# EXERCISE GOAL:
Copy out all the entries exactly.
—————
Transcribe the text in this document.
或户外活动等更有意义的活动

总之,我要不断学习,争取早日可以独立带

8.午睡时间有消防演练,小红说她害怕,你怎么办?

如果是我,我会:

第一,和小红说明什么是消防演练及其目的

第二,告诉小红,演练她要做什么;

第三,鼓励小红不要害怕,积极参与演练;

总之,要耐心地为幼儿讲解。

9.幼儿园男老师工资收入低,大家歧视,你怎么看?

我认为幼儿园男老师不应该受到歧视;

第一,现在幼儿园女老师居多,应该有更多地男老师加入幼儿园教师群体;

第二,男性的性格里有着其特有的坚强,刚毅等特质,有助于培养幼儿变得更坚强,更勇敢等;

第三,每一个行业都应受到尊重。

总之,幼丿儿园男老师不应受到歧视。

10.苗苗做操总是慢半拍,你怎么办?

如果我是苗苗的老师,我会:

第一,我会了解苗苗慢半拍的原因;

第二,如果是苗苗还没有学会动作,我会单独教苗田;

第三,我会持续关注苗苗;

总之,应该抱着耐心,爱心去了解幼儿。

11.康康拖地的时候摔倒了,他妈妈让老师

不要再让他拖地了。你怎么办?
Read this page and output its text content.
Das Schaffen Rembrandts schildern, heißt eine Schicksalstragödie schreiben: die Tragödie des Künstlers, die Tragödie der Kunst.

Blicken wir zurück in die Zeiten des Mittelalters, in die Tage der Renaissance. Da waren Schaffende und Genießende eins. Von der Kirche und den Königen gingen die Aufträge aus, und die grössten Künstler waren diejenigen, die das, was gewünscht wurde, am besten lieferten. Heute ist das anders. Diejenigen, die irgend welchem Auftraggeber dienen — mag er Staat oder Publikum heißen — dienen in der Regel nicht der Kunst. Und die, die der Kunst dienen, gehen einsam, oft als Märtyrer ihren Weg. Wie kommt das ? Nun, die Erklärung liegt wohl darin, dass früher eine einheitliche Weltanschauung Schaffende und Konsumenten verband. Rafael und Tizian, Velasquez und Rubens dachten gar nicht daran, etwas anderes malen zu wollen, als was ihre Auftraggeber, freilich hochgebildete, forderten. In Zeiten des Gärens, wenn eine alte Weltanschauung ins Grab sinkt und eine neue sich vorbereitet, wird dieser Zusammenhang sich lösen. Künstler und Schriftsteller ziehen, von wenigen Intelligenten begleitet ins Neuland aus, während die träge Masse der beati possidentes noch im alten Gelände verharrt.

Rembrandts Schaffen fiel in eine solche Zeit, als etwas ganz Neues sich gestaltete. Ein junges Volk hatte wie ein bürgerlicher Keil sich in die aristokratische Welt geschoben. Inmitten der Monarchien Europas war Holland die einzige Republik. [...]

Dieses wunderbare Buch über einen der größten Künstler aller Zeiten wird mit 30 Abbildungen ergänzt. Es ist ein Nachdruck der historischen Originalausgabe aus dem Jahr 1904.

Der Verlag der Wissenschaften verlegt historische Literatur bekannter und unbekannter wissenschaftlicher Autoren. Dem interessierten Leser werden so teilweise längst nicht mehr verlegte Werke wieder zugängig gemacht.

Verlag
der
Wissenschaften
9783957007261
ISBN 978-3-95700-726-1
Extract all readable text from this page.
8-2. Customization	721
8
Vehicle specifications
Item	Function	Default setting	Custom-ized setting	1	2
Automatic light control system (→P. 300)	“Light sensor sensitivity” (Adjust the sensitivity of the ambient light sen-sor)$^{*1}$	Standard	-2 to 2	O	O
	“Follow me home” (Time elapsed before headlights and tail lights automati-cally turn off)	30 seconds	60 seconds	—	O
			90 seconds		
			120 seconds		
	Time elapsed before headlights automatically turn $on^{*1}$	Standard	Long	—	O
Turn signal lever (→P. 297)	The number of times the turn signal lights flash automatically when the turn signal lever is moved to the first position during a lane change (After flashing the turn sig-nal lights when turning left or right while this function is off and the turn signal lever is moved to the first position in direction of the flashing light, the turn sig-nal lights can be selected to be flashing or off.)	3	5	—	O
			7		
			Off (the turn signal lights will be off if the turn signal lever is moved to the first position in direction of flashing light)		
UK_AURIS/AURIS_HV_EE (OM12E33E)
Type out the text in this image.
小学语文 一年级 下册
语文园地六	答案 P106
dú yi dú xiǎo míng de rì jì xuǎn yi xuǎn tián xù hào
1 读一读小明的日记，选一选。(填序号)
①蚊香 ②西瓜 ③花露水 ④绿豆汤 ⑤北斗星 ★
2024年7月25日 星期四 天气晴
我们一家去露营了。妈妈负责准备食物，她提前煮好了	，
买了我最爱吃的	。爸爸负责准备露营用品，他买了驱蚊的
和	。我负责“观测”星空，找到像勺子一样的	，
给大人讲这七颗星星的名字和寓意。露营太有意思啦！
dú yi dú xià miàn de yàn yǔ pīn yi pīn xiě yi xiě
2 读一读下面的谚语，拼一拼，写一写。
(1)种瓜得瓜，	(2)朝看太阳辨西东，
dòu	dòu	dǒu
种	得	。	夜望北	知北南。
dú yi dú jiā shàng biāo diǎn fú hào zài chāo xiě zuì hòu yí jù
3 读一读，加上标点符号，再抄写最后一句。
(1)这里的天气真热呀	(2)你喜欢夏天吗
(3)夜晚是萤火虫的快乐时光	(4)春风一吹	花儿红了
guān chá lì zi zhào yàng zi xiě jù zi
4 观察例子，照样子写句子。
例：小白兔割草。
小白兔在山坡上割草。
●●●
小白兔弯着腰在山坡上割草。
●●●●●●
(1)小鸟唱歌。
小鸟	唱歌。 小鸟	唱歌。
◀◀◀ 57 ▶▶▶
—————
# RESULT OF THE EXERCISE:
Transcribe the text in this document.
或户外活动等更有意义的活动

总之,我要不断学习,争取早日可以独立带

8.午睡时间有消防演练,小红说她害怕,你怎么办?

如果是我,我会:

第一,和小红说明什么是消防演练及其目的

第二,告诉小红,演练她要做什么;

第三,鼓励小红不要害怕,积极参与演练;

总之,要耐心地为幼儿讲解。

9.幼儿园男老师工资收入低,大家歧视,你怎么看?

我认为幼儿园男老师不应该受到歧视;

第一,现在幼儿园女老师居多,应该有更多地男老师加入幼儿园教师群体;

第二,男性的性格里有着其特有的坚强,刚毅等特质,有助于培养幼儿变得更坚强,更勇敢等;

第三,每一个行业都应受到尊重。

总之,幼丿儿园男老师不应受到歧视。

10.苗苗做操总是慢半拍,你怎么办?

如果我是苗苗的老师,我会:

第一,我会了解苗苗慢半拍的原因;

第二,如果是苗苗还没有学会动作,我会单独教苗田;

第三,我会持续关注苗苗;

总之,应该抱着耐心,爱心去了解幼儿。

11.康康拖地的时候摔倒了,他妈妈让老师

不要再让他拖地了。你怎么办?
Read this page and output its text content.
Das Schaffen Rembrandts schildern, heißt eine Schicksalstragödie schreiben: die Tragödie des Künstlers, die Tragödie der Kunst.

Blicken wir zurück in die Zeiten des Mittelalters, in die Tage der Renaissance. Da waren Schaffende und Genießende eins. Von der Kirche und den Königen gingen die Aufträge aus, und die grössten Künstler waren diejenigen, die das, was gewünscht wurde, am besten lieferten. Heute ist das anders. Diejenigen, die irgend welchem Auftraggeber dienen — mag er Staat oder Publikum heißen — dienen in der Regel nicht der Kunst. Und die, die der Kunst dienen, gehen einsam, oft als Märtyrer ihren Weg. Wie kommt das ? Nun, die Erklärung liegt wohl darin, dass früher eine einheitliche Weltanschauung Schaffende und Konsumenten verband. Rafael und Tizian, Velasquez und Rubens dachten gar nicht daran, etwas anderes malen zu wollen, als was ihre Auftraggeber, freilich hochgebildete, forderten. In Zeiten des Gärens, wenn eine alte Weltanschauung ins Grab sinkt und eine neue sich vorbereitet, wird dieser Zusammenhang sich lösen. Künstler und Schriftsteller ziehen, von wenigen Intelligenten begleitet ins Neuland aus, während die träge Masse der beati possidentes noch im alten Gelände verharrt.

Rembrandts Schaffen fiel in eine solche Zeit, als etwas ganz Neues sich gestaltete. Ein junges Volk hatte wie ein bürgerlicher Keil sich in die aristokratische Welt geschoben. Inmitten der Monarchien Europas war Holland die einzige Republik. [...]

Dieses wunderbare Buch über einen der größten Künstler aller Zeiten wird mit 30 Abbildungen ergänzt. Es ist ein Nachdruck der historischen Originalausgabe aus dem Jahr 1904.

Der Verlag der Wissenschaften verlegt historische Literatur bekannter und unbekannter wissenschaftlicher Autoren. Dem interessierten Leser werden so teilweise längst nicht mehr verlegte Werke wieder zugängig gemacht.

Verlag
der
Wissenschaften
9783957007261
ISBN 978-3-95700-726-1
Extract all readable text from this page.
8-2. Customization	721
8
Vehicle specifications
Item	Function	Default setting	Custom-ized setting	1	2
Automatic light control system (→P. 300)	“Light sensor sensitivity” (Adjust the sensitivity of the ambient light sen-sor)$^{*1}$	Standard	-2 to 2	O	O
	“Follow me home” (Time elapsed before headlights and tail lights automati-cally turn off)	30 seconds	60 seconds	—	O
			90 seconds		
			120 seconds		
	Time elapsed before headlights automatically turn $on^{*1}$	Standard	Long	—	O
Turn signal lever (→P. 297)	The number of times the turn signal lights flash automatically when the turn signal lever is moved to the first position during a lane change (After flashing the turn sig-nal lights when turning left or right while this function is off and the turn signal lever is moved to the first position in direction of the flashing light, the turn sig-nal lights can be selected to be flashing or off.)	3	5	—	O
			7		
			Off (the turn signal lights will be off if the turn signal lever is moved to the first position in direction of flashing light)		
UK_AURIS/AURIS_HV_EE (OM12E33E)
Type out the text in this image.
小学语文 一年级 下册
语文园地六	答案 P106
dú yi dú xiǎo míng de rì jì xuǎn yi xuǎn tián xù hào
1 读一读小明的日记，选一选。(填序号)
①蚊香 ②西瓜 ③花露水 ④绿豆汤 ⑤北斗星 ★
2024年7月25日 星期四 天气晴
我们一家去露营了。妈妈负责准备食物，她提前煮好了	，
买了我最爱吃的	。爸爸负责准备露营用品，他买了驱蚊的
和	。我负责“观测”星空，找到像勺子一样的	，
给大人讲这七颗星星的名字和寓意。露营太有意思啦！
dú yi dú xià miàn de yàn yǔ pīn yi pīn xiě yi xiě
2 读一读下面的谚语，拼一拼，写一写。
(1)种瓜得瓜，	(2)朝看太阳辨西东，
dòu	dòu	dǒu
种	得	。	夜望北	知北南。
dú yi dú jiā shàng biāo diǎn fú hào zài chāo xiě zuì hòu yí jù
3 读一读，加上标点符号，再抄写最后一句。
(1)这里的天气真热呀	(2)你喜欢夏天吗
(3)夜晚是萤火虫的快乐时光	(4)春风一吹	花儿红了
guān chá lì zi zhào yàng zi xiě jù zi
4 观察例子，照样子写句子。
例：小白兔割草。
小白兔在山坡上割草。
●●●
小白兔弯着腰在山坡上割草。
●●●●●●
(1)小鸟唱歌。
小鸟	唱歌。 小鸟	唱歌。
◀◀◀ 57 ▶▶▶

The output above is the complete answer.